**Stated task:** In the following material, identify every line holding the string "tokens" and return it.

## Begin Entries provided

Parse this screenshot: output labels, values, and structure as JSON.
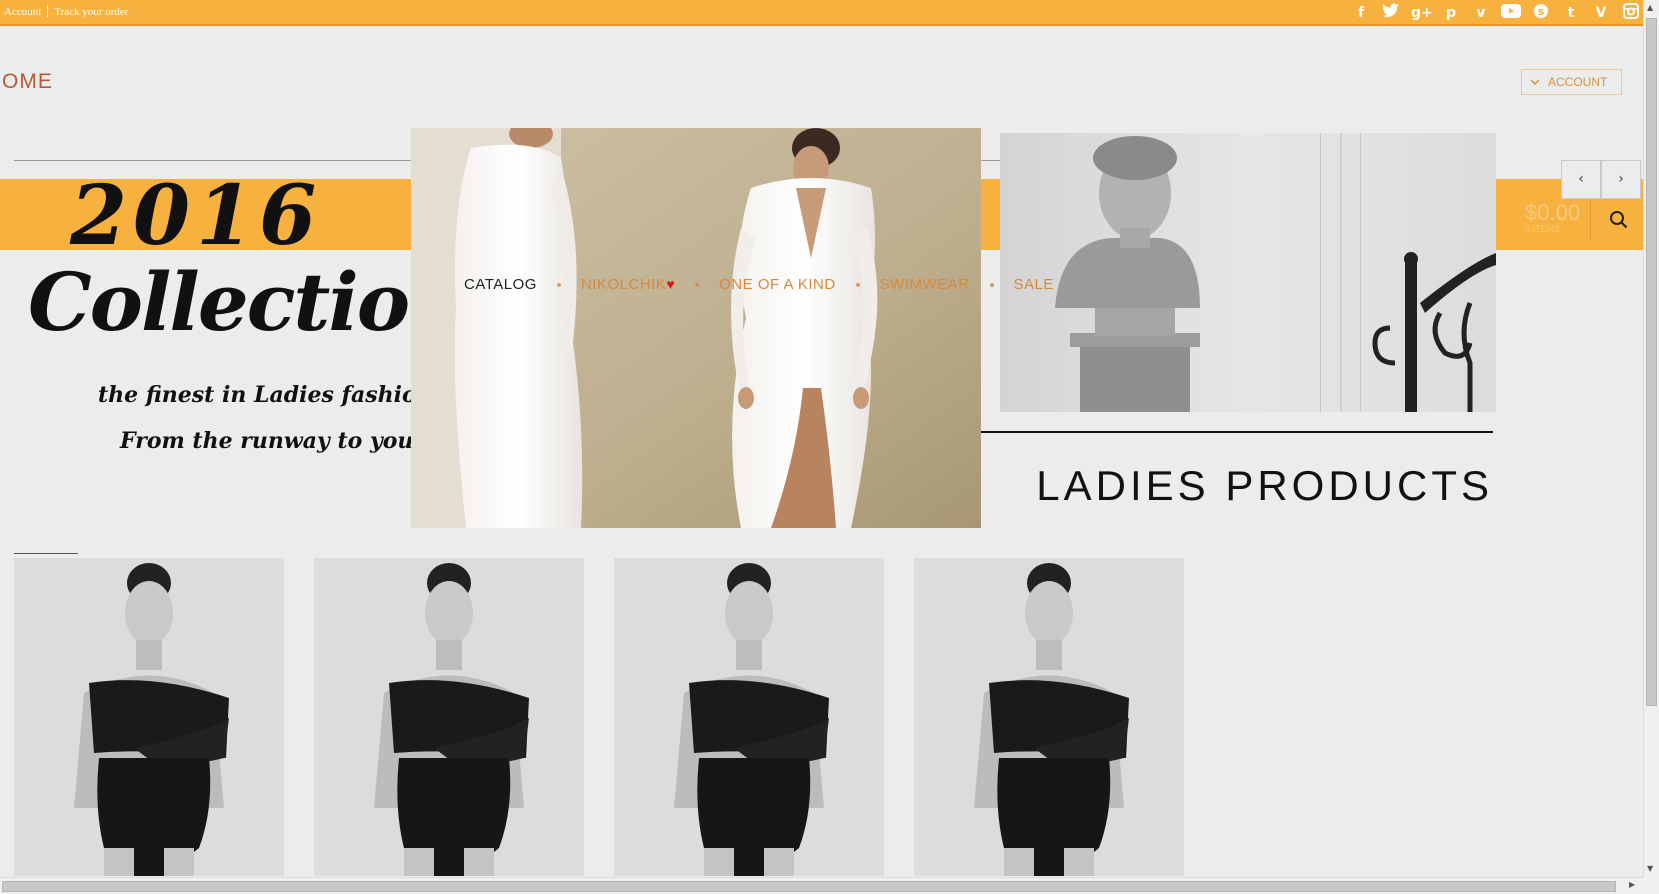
{
  "topbar": {
    "links": [
      "Account",
      "Track your order"
    ],
    "social_icons": [
      "facebook-icon",
      "twitter-icon",
      "google-plus-icon",
      "pinterest-icon",
      "vimeo-icon",
      "youtube-icon",
      "skype-icon",
      "tumblr-icon",
      "vine-icon",
      "instagram-icon"
    ]
  },
  "header": {
    "home_label": "OME",
    "account_label": "ACCOUNT"
  },
  "hero": {
    "year": "2016",
    "headline": "Collection",
    "tagline_1": "the finest in Ladies fashion",
    "tagline_2": "From the runway to you"
  },
  "cart": {
    "total": "$0.00",
    "items": "0 ITEMS"
  },
  "nav": {
    "items": [
      "CATALOG",
      "NIKOLCHIK",
      "ONE OF A KIND",
      "SWIMWEAR",
      "SALE"
    ],
    "heart_glyph": "♥"
  },
  "section": {
    "title": "LADIES PRODUCTS"
  },
  "colors": {
    "accent": "#f6b13e",
    "nav_link": "#d48a3d",
    "home_link": "#b45a37"
  }
}
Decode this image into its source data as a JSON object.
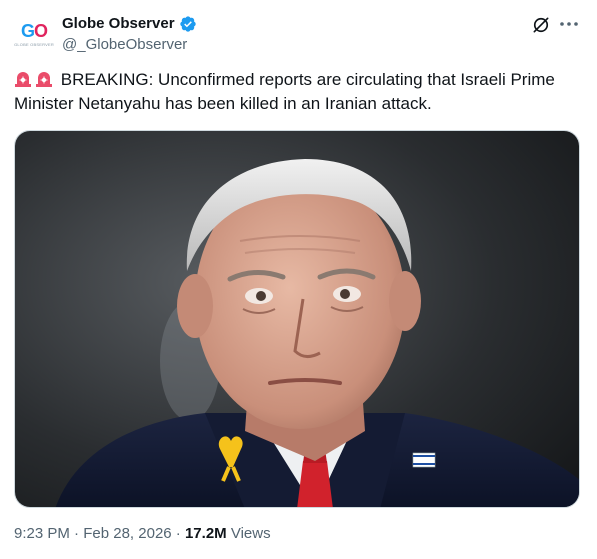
{
  "author": {
    "avatar_text_a": "G",
    "avatar_text_b": "O",
    "avatar_tagline": "GLOBE OBSERVER",
    "display_name": "Globe Observer",
    "handle": "@_GlobeObserver",
    "verified_color": "#1d9bf0"
  },
  "tweet": {
    "text_line": "BREAKING: Unconfirmed reports are circulating that Israeli Prime Minister Netanyahu has been killed in an Iranian attack.",
    "leading_icons": [
      "siren-icon",
      "siren-icon"
    ]
  },
  "footer": {
    "time": "9:23 PM",
    "separator": "·",
    "date": "Feb 28, 2026",
    "views_count": "17.2M",
    "views_label": "Views"
  },
  "colors": {
    "text": "#0f1419",
    "muted": "#536471",
    "border": "#cfd9de"
  }
}
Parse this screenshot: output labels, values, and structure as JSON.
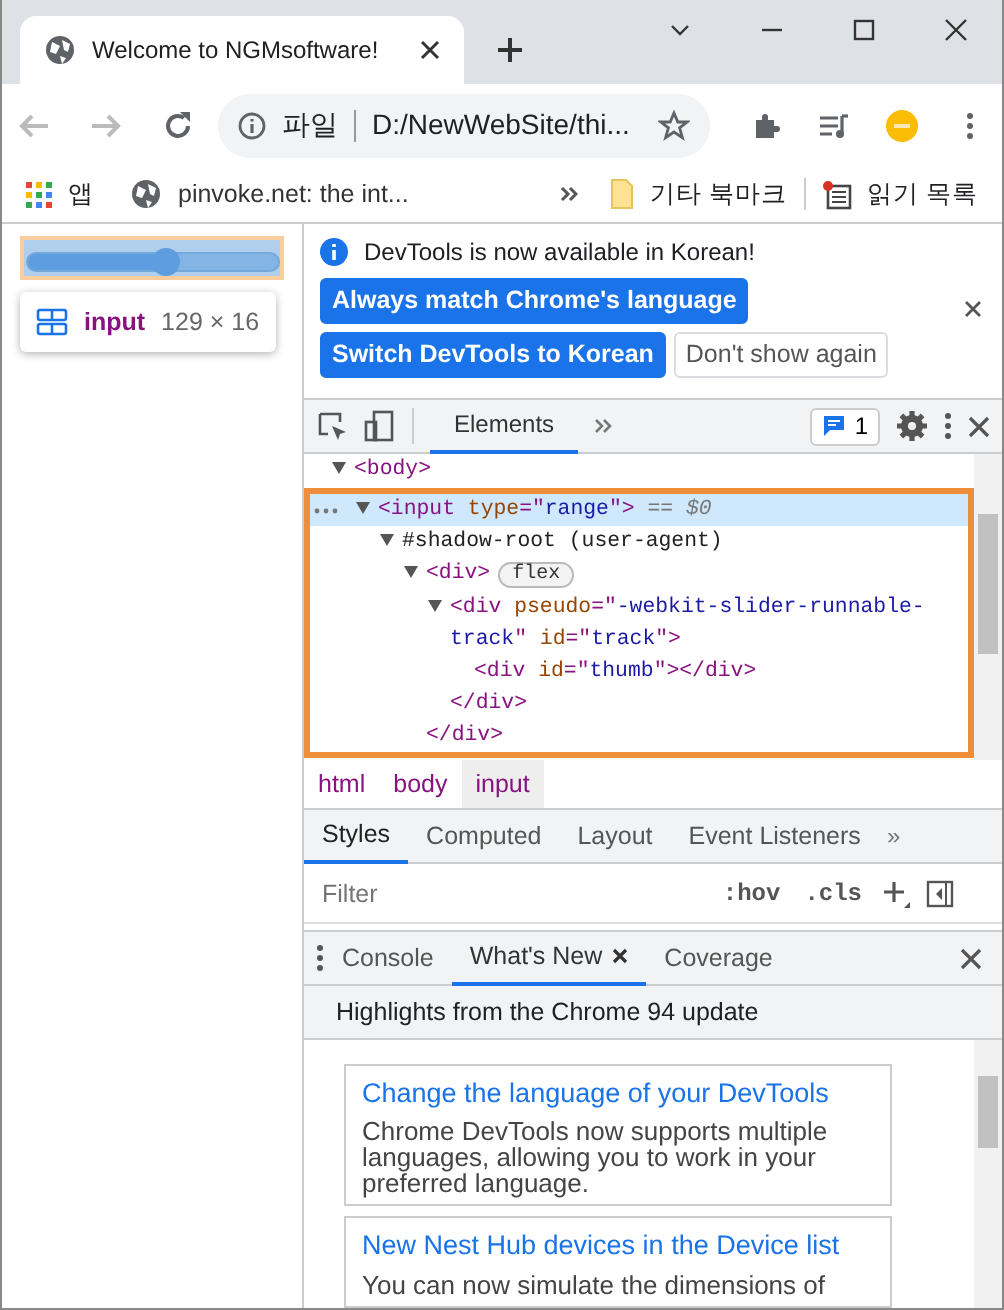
{
  "browser_tab": {
    "title": "Welcome to NGMsoftware!"
  },
  "address_bar": {
    "scheme": "파일",
    "url": "D:/NewWebSite/thi..."
  },
  "bookmarks": [
    {
      "label": "앱",
      "kind": "apps"
    },
    {
      "label": "pinvoke.net: the int...",
      "kind": "site"
    }
  ],
  "other_bookmarks": "기타 북마크",
  "reading_list": "읽기 목록",
  "page": {
    "slider": {
      "level": 0.55
    },
    "tooltip": {
      "tag": "input",
      "size": "129 × 16"
    }
  },
  "devtools": {
    "infobar": {
      "message": "DevTools is now available in Korean!",
      "buttons": [
        {
          "label": "Always match Chrome's language",
          "kind": "primary"
        },
        {
          "label": "Switch DevTools to Korean",
          "kind": "primary"
        },
        {
          "label": "Don't show again",
          "kind": "plain"
        }
      ]
    },
    "panel_tabs": [
      {
        "label": "Elements",
        "selected": true
      }
    ],
    "issues_count": "1",
    "dom_tree": [
      {
        "tokens": [
          {
            "kind": "tag",
            "s": "<body>"
          }
        ],
        "expanded": true,
        "selected": false,
        "children": [
          {
            "tokens": [
              {
                "kind": "tag",
                "s": "<input "
              },
              {
                "kind": "attr",
                "s": "type"
              },
              {
                "kind": "tag",
                "s": "=\""
              },
              {
                "kind": "value",
                "s": "range"
              },
              {
                "kind": "tag",
                "s": "\">"
              },
              {
                "kind": "note",
                "s": " == $0"
              }
            ],
            "expanded": true,
            "selected": true,
            "children": [
              {
                "tokens": [
                  {
                    "kind": "plain",
                    "s": "#shadow-root (user-agent)"
                  }
                ],
                "expanded": true,
                "selected": false,
                "children": [
                  {
                    "tokens": [
                      {
                        "kind": "tag",
                        "s": "<div>"
                      },
                      {
                        "kind": "badge",
                        "s": "flex"
                      }
                    ],
                    "expanded": true,
                    "selected": false,
                    "close": "</div>",
                    "children": [
                      {
                        "tokens": [
                          {
                            "kind": "tag",
                            "s": "<div "
                          },
                          {
                            "kind": "attr",
                            "s": "pseudo"
                          },
                          {
                            "kind": "tag",
                            "s": "=\""
                          },
                          {
                            "kind": "value",
                            "s": "-webkit-slider-runnable-track"
                          },
                          {
                            "kind": "tag",
                            "s": "\" "
                          },
                          {
                            "kind": "attr",
                            "s": "id"
                          },
                          {
                            "kind": "tag",
                            "s": "=\""
                          },
                          {
                            "kind": "value",
                            "s": "track"
                          },
                          {
                            "kind": "tag",
                            "s": "\">"
                          }
                        ],
                        "expanded": true,
                        "selected": false,
                        "close": "</div>",
                        "children": [
                          {
                            "tokens": [
                              {
                                "kind": "tag",
                                "s": "<div "
                              },
                              {
                                "kind": "attr",
                                "s": "id"
                              },
                              {
                                "kind": "tag",
                                "s": "=\""
                              },
                              {
                                "kind": "value",
                                "s": "thumb"
                              },
                              {
                                "kind": "tag",
                                "s": "\"></div>"
                              }
                            ],
                            "selected": false
                          }
                        ]
                      }
                    ]
                  }
                ]
              }
            ]
          }
        ]
      }
    ],
    "breadcrumbs": [
      {
        "label": "html",
        "selected": false
      },
      {
        "label": "body",
        "selected": false
      },
      {
        "label": "input",
        "selected": true
      }
    ],
    "sidebar_tabs": [
      {
        "label": "Styles",
        "selected": true
      },
      {
        "label": "Computed",
        "selected": false
      },
      {
        "label": "Layout",
        "selected": false
      },
      {
        "label": "Event Listeners",
        "selected": false
      }
    ],
    "sidebar_more": "»",
    "filter": {
      "placeholder": "Filter"
    },
    "filter_buttons": [
      ":hov",
      ".cls"
    ],
    "drawer_tabs": [
      {
        "label": "Console",
        "selected": false,
        "closable": false
      },
      {
        "label": "What's New",
        "selected": true,
        "closable": true
      },
      {
        "label": "Coverage",
        "selected": false,
        "closable": false
      }
    ],
    "whats_new": {
      "heading": "Highlights from the Chrome 94 update",
      "cards": [
        {
          "title": "Change the language of your DevTools",
          "text": "Chrome DevTools now supports multiple languages, allowing you to work in your preferred language."
        },
        {
          "title": "New Nest Hub devices in the Device list",
          "text": "You can now simulate the dimensions of"
        }
      ]
    }
  }
}
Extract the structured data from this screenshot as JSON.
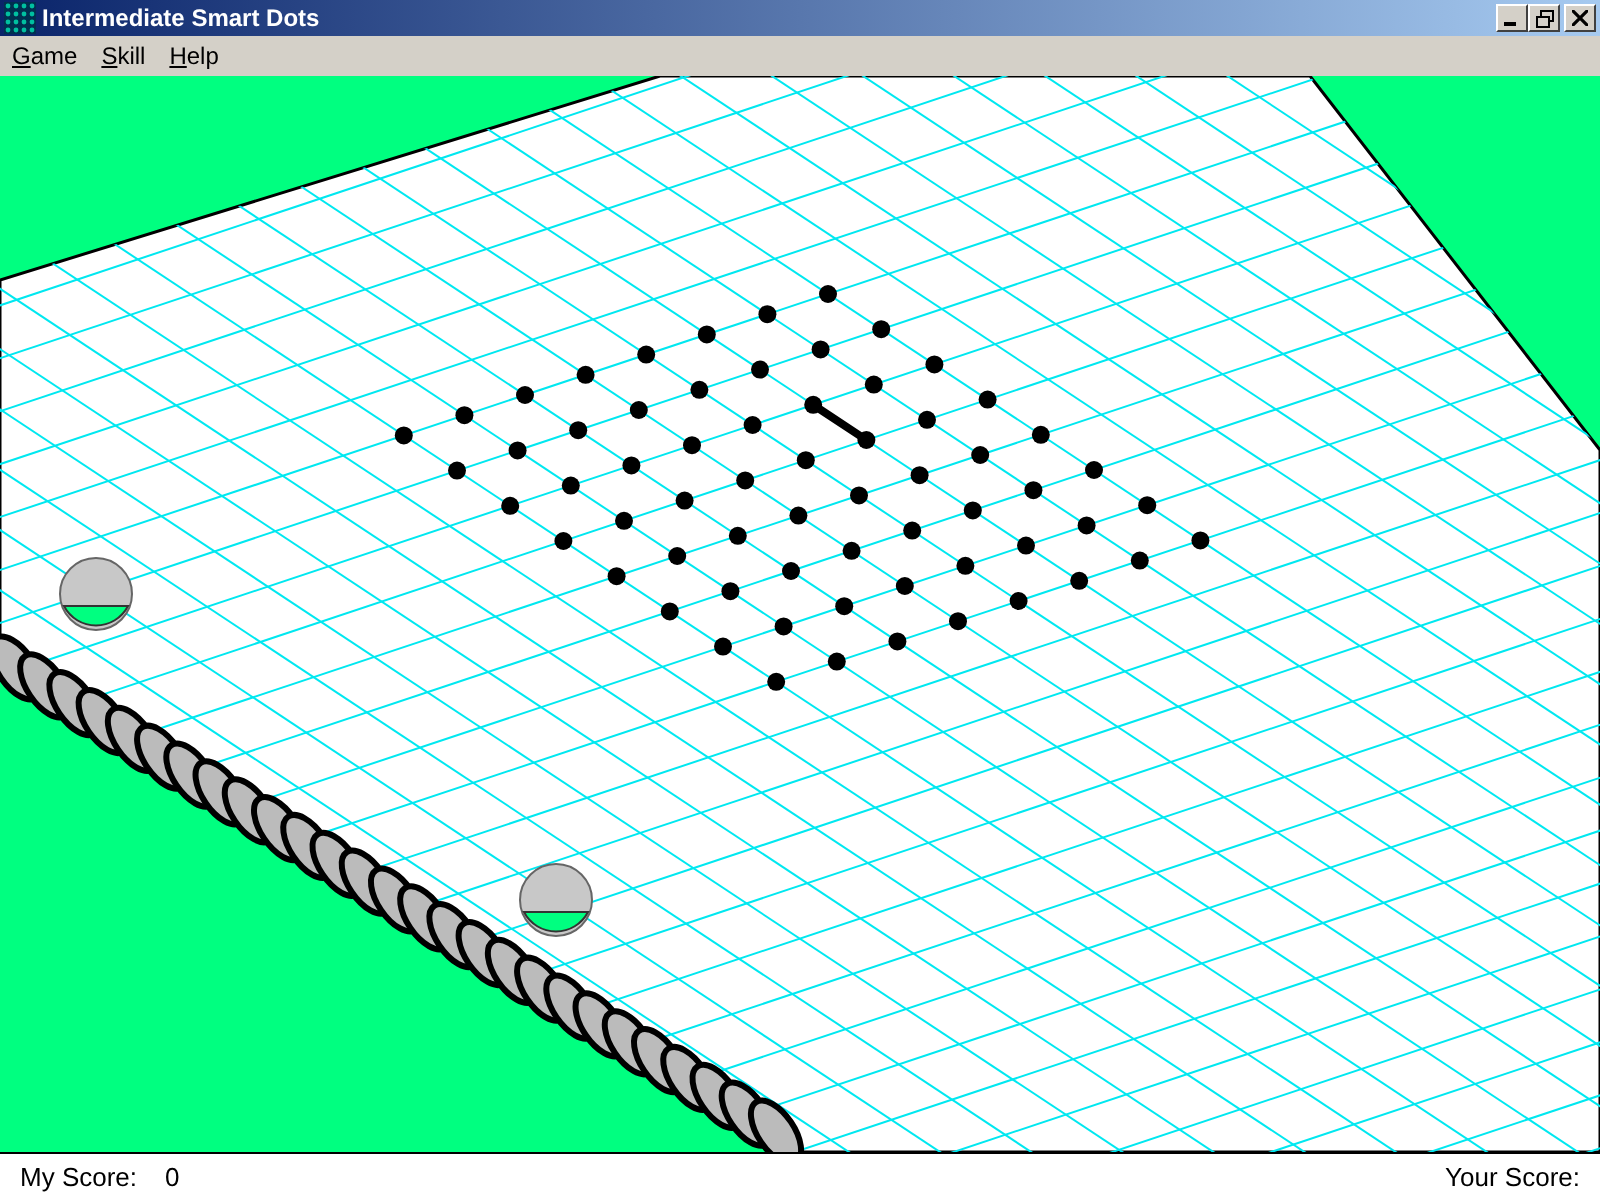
{
  "window": {
    "title": "Intermediate Smart Dots"
  },
  "menu": [
    {
      "label": "Game"
    },
    {
      "label": "Skill"
    },
    {
      "label": "Help"
    }
  ],
  "board": {
    "rows": [
      {
        "dots": [
          {
            "linked": false
          },
          {
            "linked": false
          },
          {
            "linked": false
          },
          {
            "linked": false
          },
          {
            "linked": false
          },
          {
            "linked": false
          },
          {
            "linked": false
          },
          {
            "linked": false
          }
        ]
      },
      {
        "dots": [
          {
            "linked": false
          },
          {
            "linked": false
          },
          {
            "linked": false
          },
          {
            "linked": false
          },
          {
            "linked": false
          },
          {
            "linked": false
          },
          {
            "linked": false
          },
          {
            "linked": false
          }
        ]
      },
      {
        "dots": [
          {
            "linked": false
          },
          {
            "linked": false
          },
          {
            "linked": true
          },
          {
            "linked": false
          },
          {
            "linked": false
          },
          {
            "linked": false
          },
          {
            "linked": false
          },
          {
            "linked": false
          }
        ]
      },
      {
        "dots": [
          {
            "linked": false
          },
          {
            "linked": false
          },
          {
            "linked": false
          },
          {
            "linked": false
          },
          {
            "linked": false
          },
          {
            "linked": false
          },
          {
            "linked": false
          },
          {
            "linked": false
          }
        ]
      },
      {
        "dots": [
          {
            "linked": false
          },
          {
            "linked": false
          },
          {
            "linked": false
          },
          {
            "linked": false
          },
          {
            "linked": false
          },
          {
            "linked": false
          },
          {
            "linked": false
          },
          {
            "linked": false
          }
        ]
      },
      {
        "dots": [
          {
            "linked": false
          },
          {
            "linked": false
          },
          {
            "linked": false
          },
          {
            "linked": false
          },
          {
            "linked": false
          },
          {
            "linked": false
          },
          {
            "linked": false
          },
          {
            "linked": false
          }
        ]
      },
      {
        "dots": [
          {
            "linked": false
          },
          {
            "linked": false
          },
          {
            "linked": false
          },
          {
            "linked": false
          },
          {
            "linked": false
          },
          {
            "linked": false
          },
          {
            "linked": false
          },
          {
            "linked": false
          }
        ]
      },
      {
        "dots": [
          {
            "linked": false
          },
          {
            "linked": false
          },
          {
            "linked": false
          },
          {
            "linked": false
          },
          {
            "linked": false
          },
          {
            "linked": false
          },
          {
            "linked": false
          },
          {
            "linked": false
          }
        ]
      }
    ]
  },
  "status_bar": {
    "my_score_label": "My Score:",
    "my_score": "0",
    "your_score_label": "Your Score:"
  }
}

## End Entries provided

**Solution to the problem:**
        "tokens": [
            "tokens": [
                "tokens": [
                    "tokens": [
                        "tokens": [
                            "tokens": [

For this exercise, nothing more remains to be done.